→ GIVEN DATA
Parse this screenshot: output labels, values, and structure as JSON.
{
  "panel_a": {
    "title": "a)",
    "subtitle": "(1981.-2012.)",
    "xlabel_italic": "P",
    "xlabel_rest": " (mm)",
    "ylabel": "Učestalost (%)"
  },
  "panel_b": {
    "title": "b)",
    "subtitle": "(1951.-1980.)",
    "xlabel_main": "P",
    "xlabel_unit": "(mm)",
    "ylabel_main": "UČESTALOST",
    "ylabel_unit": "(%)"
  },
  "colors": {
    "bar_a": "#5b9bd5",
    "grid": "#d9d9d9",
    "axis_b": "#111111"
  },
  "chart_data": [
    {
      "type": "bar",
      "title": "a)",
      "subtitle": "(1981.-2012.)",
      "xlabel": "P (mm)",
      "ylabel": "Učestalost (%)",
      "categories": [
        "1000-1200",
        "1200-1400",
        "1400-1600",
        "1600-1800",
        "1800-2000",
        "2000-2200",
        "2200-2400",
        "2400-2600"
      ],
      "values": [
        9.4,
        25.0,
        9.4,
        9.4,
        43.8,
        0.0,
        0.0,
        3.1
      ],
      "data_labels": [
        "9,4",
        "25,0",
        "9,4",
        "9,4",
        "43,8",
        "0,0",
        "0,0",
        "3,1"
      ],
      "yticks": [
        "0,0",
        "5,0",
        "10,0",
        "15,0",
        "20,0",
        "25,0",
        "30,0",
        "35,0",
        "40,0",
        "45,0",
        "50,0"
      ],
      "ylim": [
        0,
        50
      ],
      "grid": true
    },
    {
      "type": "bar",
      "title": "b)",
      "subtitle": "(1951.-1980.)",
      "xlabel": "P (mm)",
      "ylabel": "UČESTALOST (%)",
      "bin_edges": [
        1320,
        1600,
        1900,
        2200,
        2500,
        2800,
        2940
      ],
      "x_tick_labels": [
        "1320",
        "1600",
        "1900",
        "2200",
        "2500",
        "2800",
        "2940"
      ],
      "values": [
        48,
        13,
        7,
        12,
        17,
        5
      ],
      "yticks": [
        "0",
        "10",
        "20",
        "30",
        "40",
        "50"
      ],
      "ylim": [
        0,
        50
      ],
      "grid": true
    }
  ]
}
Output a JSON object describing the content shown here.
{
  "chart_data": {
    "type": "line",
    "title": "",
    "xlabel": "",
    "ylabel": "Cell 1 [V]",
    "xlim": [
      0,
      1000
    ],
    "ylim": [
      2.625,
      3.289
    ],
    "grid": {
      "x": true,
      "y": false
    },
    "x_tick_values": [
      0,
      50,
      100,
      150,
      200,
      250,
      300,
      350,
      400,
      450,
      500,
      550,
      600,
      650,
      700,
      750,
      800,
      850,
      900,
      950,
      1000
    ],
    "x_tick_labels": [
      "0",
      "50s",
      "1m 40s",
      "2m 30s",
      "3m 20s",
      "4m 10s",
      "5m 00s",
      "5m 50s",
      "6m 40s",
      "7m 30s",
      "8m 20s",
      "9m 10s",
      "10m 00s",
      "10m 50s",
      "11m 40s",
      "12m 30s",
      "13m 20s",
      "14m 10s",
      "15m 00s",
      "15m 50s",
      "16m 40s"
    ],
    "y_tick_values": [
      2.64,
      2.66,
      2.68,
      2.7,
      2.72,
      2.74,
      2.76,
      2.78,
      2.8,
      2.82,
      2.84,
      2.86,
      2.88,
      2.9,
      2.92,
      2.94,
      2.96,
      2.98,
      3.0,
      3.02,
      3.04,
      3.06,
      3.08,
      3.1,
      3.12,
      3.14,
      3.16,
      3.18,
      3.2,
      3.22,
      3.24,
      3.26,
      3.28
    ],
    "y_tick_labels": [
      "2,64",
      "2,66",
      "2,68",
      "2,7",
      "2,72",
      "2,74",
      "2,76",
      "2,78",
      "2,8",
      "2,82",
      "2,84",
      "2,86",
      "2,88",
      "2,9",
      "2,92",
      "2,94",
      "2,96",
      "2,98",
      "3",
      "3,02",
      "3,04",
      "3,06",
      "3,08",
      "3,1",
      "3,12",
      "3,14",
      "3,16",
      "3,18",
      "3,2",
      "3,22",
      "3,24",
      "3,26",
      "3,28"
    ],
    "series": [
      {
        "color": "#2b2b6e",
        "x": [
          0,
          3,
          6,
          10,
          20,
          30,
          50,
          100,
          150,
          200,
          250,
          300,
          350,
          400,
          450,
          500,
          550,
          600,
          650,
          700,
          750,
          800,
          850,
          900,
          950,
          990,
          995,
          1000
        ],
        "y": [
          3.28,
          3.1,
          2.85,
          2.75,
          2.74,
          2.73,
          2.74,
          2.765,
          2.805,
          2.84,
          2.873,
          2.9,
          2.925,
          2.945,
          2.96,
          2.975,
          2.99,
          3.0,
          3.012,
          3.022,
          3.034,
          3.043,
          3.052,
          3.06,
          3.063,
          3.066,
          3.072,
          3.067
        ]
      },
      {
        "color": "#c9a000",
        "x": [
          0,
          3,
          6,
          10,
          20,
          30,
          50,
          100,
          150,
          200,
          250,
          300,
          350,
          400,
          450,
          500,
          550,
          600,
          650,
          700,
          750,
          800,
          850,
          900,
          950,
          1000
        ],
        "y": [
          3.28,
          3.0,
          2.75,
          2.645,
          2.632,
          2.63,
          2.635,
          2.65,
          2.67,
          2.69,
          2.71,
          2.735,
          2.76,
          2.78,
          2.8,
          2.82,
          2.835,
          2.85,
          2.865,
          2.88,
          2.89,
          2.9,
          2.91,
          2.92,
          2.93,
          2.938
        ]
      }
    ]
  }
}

→ WRITTEN EXERCISE
Make an exact copy of all the data.

→ THE ANSWER
Parse this screenshot: output labels, values, and structure as JSON.
{
  "panel_a": {
    "title": "a)",
    "subtitle": "(1981.-2012.)",
    "xlabel_italic": "P",
    "xlabel_rest": " (mm)",
    "ylabel": "Učestalost (%)"
  },
  "panel_b": {
    "title": "b)",
    "subtitle": "(1951.-1980.)",
    "xlabel_main": "P",
    "xlabel_unit": "(mm)",
    "ylabel_main": "UČESTALOST",
    "ylabel_unit": "(%)"
  },
  "colors": {
    "bar_a": "#5b9bd5",
    "grid": "#d9d9d9",
    "axis_b": "#111111"
  },
  "chart_data": [
    {
      "type": "bar",
      "title": "a)",
      "subtitle": "(1981.-2012.)",
      "xlabel": "P (mm)",
      "ylabel": "Učestalost (%)",
      "categories": [
        "1000-1200",
        "1200-1400",
        "1400-1600",
        "1600-1800",
        "1800-2000",
        "2000-2200",
        "2200-2400",
        "2400-2600"
      ],
      "values": [
        9.4,
        25.0,
        9.4,
        9.4,
        43.8,
        0.0,
        0.0,
        3.1
      ],
      "data_labels": [
        "9,4",
        "25,0",
        "9,4",
        "9,4",
        "43,8",
        "0,0",
        "0,0",
        "3,1"
      ],
      "yticks": [
        "0,0",
        "5,0",
        "10,0",
        "15,0",
        "20,0",
        "25,0",
        "30,0",
        "35,0",
        "40,0",
        "45,0",
        "50,0"
      ],
      "ylim": [
        0,
        50
      ],
      "grid": true
    },
    {
      "type": "bar",
      "title": "b)",
      "subtitle": "(1951.-1980.)",
      "xlabel": "P (mm)",
      "ylabel": "UČESTALOST (%)",
      "bin_edges": [
        1320,
        1600,
        1900,
        2200,
        2500,
        2800,
        2940
      ],
      "x_tick_labels": [
        "1320",
        "1600",
        "1900",
        "2200",
        "2500",
        "2800",
        "2940"
      ],
      "values": [
        48,
        13,
        7,
        12,
        17,
        5
      ],
      "yticks": [
        "0",
        "10",
        "20",
        "30",
        "40",
        "50"
      ],
      "ylim": [
        0,
        50
      ],
      "grid": true
    }
  ]
}
Output a JSON object describing the content shown here.
{
  "chart_data": {
    "type": "line",
    "title": "",
    "xlabel": "",
    "ylabel": "Cell 1 [V]",
    "xlim": [
      0,
      1000
    ],
    "ylim": [
      2.625,
      3.289
    ],
    "grid": {
      "x": true,
      "y": false
    },
    "x_tick_values": [
      0,
      50,
      100,
      150,
      200,
      250,
      300,
      350,
      400,
      450,
      500,
      550,
      600,
      650,
      700,
      750,
      800,
      850,
      900,
      950,
      1000
    ],
    "x_tick_labels": [
      "0",
      "50s",
      "1m 40s",
      "2m 30s",
      "3m 20s",
      "4m 10s",
      "5m 00s",
      "5m 50s",
      "6m 40s",
      "7m 30s",
      "8m 20s",
      "9m 10s",
      "10m 00s",
      "10m 50s",
      "11m 40s",
      "12m 30s",
      "13m 20s",
      "14m 10s",
      "15m 00s",
      "15m 50s",
      "16m 40s"
    ],
    "y_tick_values": [
      2.64,
      2.66,
      2.68,
      2.7,
      2.72,
      2.74,
      2.76,
      2.78,
      2.8,
      2.82,
      2.84,
      2.86,
      2.88,
      2.9,
      2.92,
      2.94,
      2.96,
      2.98,
      3.0,
      3.02,
      3.04,
      3.06,
      3.08,
      3.1,
      3.12,
      3.14,
      3.16,
      3.18,
      3.2,
      3.22,
      3.24,
      3.26,
      3.28
    ],
    "y_tick_labels": [
      "2,64",
      "2,66",
      "2,68",
      "2,7",
      "2,72",
      "2,74",
      "2,76",
      "2,78",
      "2,8",
      "2,82",
      "2,84",
      "2,86",
      "2,88",
      "2,9",
      "2,92",
      "2,94",
      "2,96",
      "2,98",
      "3",
      "3,02",
      "3,04",
      "3,06",
      "3,08",
      "3,1",
      "3,12",
      "3,14",
      "3,16",
      "3,18",
      "3,2",
      "3,22",
      "3,24",
      "3,26",
      "3,28"
    ],
    "series": [
      {
        "color": "#2b2b6e",
        "x": [
          0,
          3,
          6,
          10,
          20,
          30,
          50,
          100,
          150,
          200,
          250,
          300,
          350,
          400,
          450,
          500,
          550,
          600,
          650,
          700,
          750,
          800,
          850,
          900,
          950,
          990,
          995,
          1000
        ],
        "y": [
          3.28,
          3.1,
          2.85,
          2.75,
          2.74,
          2.73,
          2.74,
          2.765,
          2.805,
          2.84,
          2.873,
          2.9,
          2.925,
          2.945,
          2.96,
          2.975,
          2.99,
          3.0,
          3.012,
          3.022,
          3.034,
          3.043,
          3.052,
          3.06,
          3.063,
          3.066,
          3.072,
          3.067
        ]
      },
      {
        "color": "#c9a000",
        "x": [
          0,
          3,
          6,
          10,
          20,
          30,
          50,
          100,
          150,
          200,
          250,
          300,
          350,
          400,
          450,
          500,
          550,
          600,
          650,
          700,
          750,
          800,
          850,
          900,
          950,
          1000
        ],
        "y": [
          3.28,
          3.0,
          2.75,
          2.645,
          2.632,
          2.63,
          2.635,
          2.65,
          2.67,
          2.69,
          2.71,
          2.735,
          2.76,
          2.78,
          2.8,
          2.82,
          2.835,
          2.85,
          2.865,
          2.88,
          2.89,
          2.9,
          2.91,
          2.92,
          2.93,
          2.938
        ]
      }
    ]
  }
}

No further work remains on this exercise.